- Exercise directions
Check every line below for the word "category" and copy each one that has it.

[Extracted data entries]
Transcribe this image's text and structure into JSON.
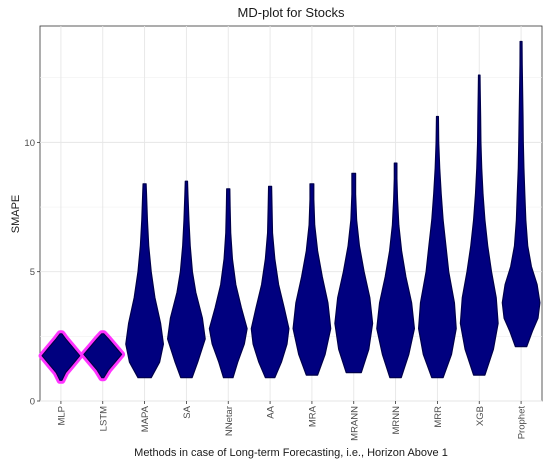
{
  "chart_data": {
    "type": "violin",
    "title": "MD-plot for Stocks",
    "xlabel": "Methods in case of Long-term Forecasting, i.e., Horizon Above 1",
    "ylabel": "SMAPE",
    "ylim": [
      0,
      14.5
    ],
    "yticks": [
      0,
      5,
      10
    ],
    "grid": true,
    "colors": {
      "fill": "#00007f",
      "stroke": "#00004a",
      "highlight": "#ff33ff"
    },
    "categories": [
      "MLP",
      "LSTM",
      "MAPA",
      "SA",
      "NNetar",
      "AA",
      "MRA",
      "MRANN",
      "MRNN",
      "MRR",
      "XGB",
      "Prophet"
    ],
    "series": [
      {
        "category": "MLP",
        "min": 0.8,
        "max": 2.6,
        "highlighted": true,
        "profile": [
          [
            0.8,
            0.05
          ],
          [
            1.1,
            0.25
          ],
          [
            1.4,
            0.6
          ],
          [
            1.75,
            1.0
          ],
          [
            2.1,
            0.6
          ],
          [
            2.4,
            0.25
          ],
          [
            2.6,
            0.05
          ]
        ]
      },
      {
        "category": "LSTM",
        "min": 0.9,
        "max": 2.6,
        "highlighted": true,
        "profile": [
          [
            0.9,
            0.05
          ],
          [
            1.2,
            0.3
          ],
          [
            1.5,
            0.65
          ],
          [
            1.8,
            1.0
          ],
          [
            2.1,
            0.65
          ],
          [
            2.4,
            0.3
          ],
          [
            2.6,
            0.05
          ]
        ]
      },
      {
        "category": "MAPA",
        "min": 0.9,
        "max": 8.4,
        "highlighted": false,
        "profile": [
          [
            0.9,
            0.35
          ],
          [
            1.5,
            0.8
          ],
          [
            2.2,
            1.0
          ],
          [
            3.0,
            0.85
          ],
          [
            4.0,
            0.55
          ],
          [
            5.0,
            0.35
          ],
          [
            6.0,
            0.22
          ],
          [
            7.0,
            0.15
          ],
          [
            8.0,
            0.1
          ],
          [
            8.4,
            0.08
          ]
        ]
      },
      {
        "category": "SA",
        "min": 0.9,
        "max": 8.5,
        "highlighted": false,
        "profile": [
          [
            0.9,
            0.3
          ],
          [
            1.5,
            0.6
          ],
          [
            2.4,
            1.0
          ],
          [
            3.2,
            0.85
          ],
          [
            4.2,
            0.5
          ],
          [
            5.0,
            0.32
          ],
          [
            6.0,
            0.2
          ],
          [
            7.0,
            0.13
          ],
          [
            8.0,
            0.08
          ],
          [
            8.5,
            0.06
          ]
        ]
      },
      {
        "category": "NNetar",
        "min": 0.9,
        "max": 8.2,
        "highlighted": false,
        "profile": [
          [
            0.9,
            0.25
          ],
          [
            1.5,
            0.5
          ],
          [
            2.2,
            0.85
          ],
          [
            2.8,
            1.0
          ],
          [
            3.6,
            0.7
          ],
          [
            4.5,
            0.4
          ],
          [
            5.5,
            0.22
          ],
          [
            6.5,
            0.13
          ],
          [
            7.5,
            0.1
          ],
          [
            8.2,
            0.08
          ]
        ]
      },
      {
        "category": "AA",
        "min": 0.9,
        "max": 8.3,
        "highlighted": false,
        "profile": [
          [
            0.9,
            0.25
          ],
          [
            1.5,
            0.6
          ],
          [
            2.2,
            0.9
          ],
          [
            2.8,
            1.0
          ],
          [
            3.6,
            0.75
          ],
          [
            4.5,
            0.45
          ],
          [
            5.5,
            0.25
          ],
          [
            6.5,
            0.13
          ],
          [
            7.5,
            0.1
          ],
          [
            8.3,
            0.08
          ]
        ]
      },
      {
        "category": "MRA",
        "min": 1.0,
        "max": 8.4,
        "highlighted": false,
        "profile": [
          [
            1.0,
            0.3
          ],
          [
            1.8,
            0.7
          ],
          [
            2.8,
            1.0
          ],
          [
            3.8,
            0.85
          ],
          [
            4.8,
            0.55
          ],
          [
            5.8,
            0.3
          ],
          [
            6.8,
            0.15
          ],
          [
            7.8,
            0.1
          ],
          [
            8.4,
            0.1
          ]
        ]
      },
      {
        "category": "MRANN",
        "min": 1.1,
        "max": 8.8,
        "highlighted": false,
        "profile": [
          [
            1.1,
            0.4
          ],
          [
            2.0,
            0.8
          ],
          [
            3.0,
            1.0
          ],
          [
            4.0,
            0.85
          ],
          [
            5.0,
            0.55
          ],
          [
            6.0,
            0.3
          ],
          [
            7.0,
            0.15
          ],
          [
            8.0,
            0.1
          ],
          [
            8.8,
            0.1
          ]
        ]
      },
      {
        "category": "MRNN",
        "min": 0.9,
        "max": 9.2,
        "highlighted": false,
        "profile": [
          [
            0.9,
            0.3
          ],
          [
            1.8,
            0.7
          ],
          [
            2.8,
            1.0
          ],
          [
            3.8,
            0.85
          ],
          [
            4.8,
            0.55
          ],
          [
            5.8,
            0.32
          ],
          [
            6.8,
            0.17
          ],
          [
            7.8,
            0.1
          ],
          [
            8.6,
            0.07
          ],
          [
            9.2,
            0.07
          ]
        ]
      },
      {
        "category": "MRR",
        "min": 0.9,
        "max": 11.0,
        "highlighted": false,
        "profile": [
          [
            0.9,
            0.3
          ],
          [
            1.8,
            0.75
          ],
          [
            2.8,
            1.0
          ],
          [
            3.8,
            0.9
          ],
          [
            5.0,
            0.6
          ],
          [
            6.0,
            0.45
          ],
          [
            7.0,
            0.3
          ],
          [
            8.0,
            0.2
          ],
          [
            9.0,
            0.12
          ],
          [
            10.0,
            0.07
          ],
          [
            11.0,
            0.05
          ]
        ]
      },
      {
        "category": "XGB",
        "min": 1.0,
        "max": 12.6,
        "highlighted": false,
        "profile": [
          [
            1.0,
            0.3
          ],
          [
            2.0,
            0.75
          ],
          [
            3.0,
            1.0
          ],
          [
            4.0,
            0.9
          ],
          [
            5.0,
            0.65
          ],
          [
            6.0,
            0.45
          ],
          [
            7.0,
            0.3
          ],
          [
            8.0,
            0.2
          ],
          [
            9.0,
            0.13
          ],
          [
            10.0,
            0.09
          ],
          [
            11.0,
            0.07
          ],
          [
            12.0,
            0.05
          ],
          [
            12.6,
            0.04
          ]
        ]
      },
      {
        "category": "Prophet",
        "min": 2.1,
        "max": 13.9,
        "highlighted": false,
        "profile": [
          [
            2.1,
            0.3
          ],
          [
            2.7,
            0.6
          ],
          [
            3.2,
            0.9
          ],
          [
            3.8,
            1.0
          ],
          [
            4.5,
            0.85
          ],
          [
            5.2,
            0.55
          ],
          [
            6.0,
            0.35
          ],
          [
            7.0,
            0.25
          ],
          [
            8.0,
            0.2
          ],
          [
            9.0,
            0.15
          ],
          [
            10.0,
            0.12
          ],
          [
            11.0,
            0.1
          ],
          [
            12.0,
            0.08
          ],
          [
            13.0,
            0.06
          ],
          [
            13.9,
            0.05
          ]
        ]
      }
    ]
  }
}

- Finished exercise
        "category": "MLP",
        "category": "LSTM",
        "category": "MAPA",
        "category": "SA",
        "category": "NNetar",
        "category": "AA",
        "category": "MRA",
        "category": "MRANN",
        "category": "MRNN",
        "category": "MRR",
        "category": "XGB",
        "category": "Prophet",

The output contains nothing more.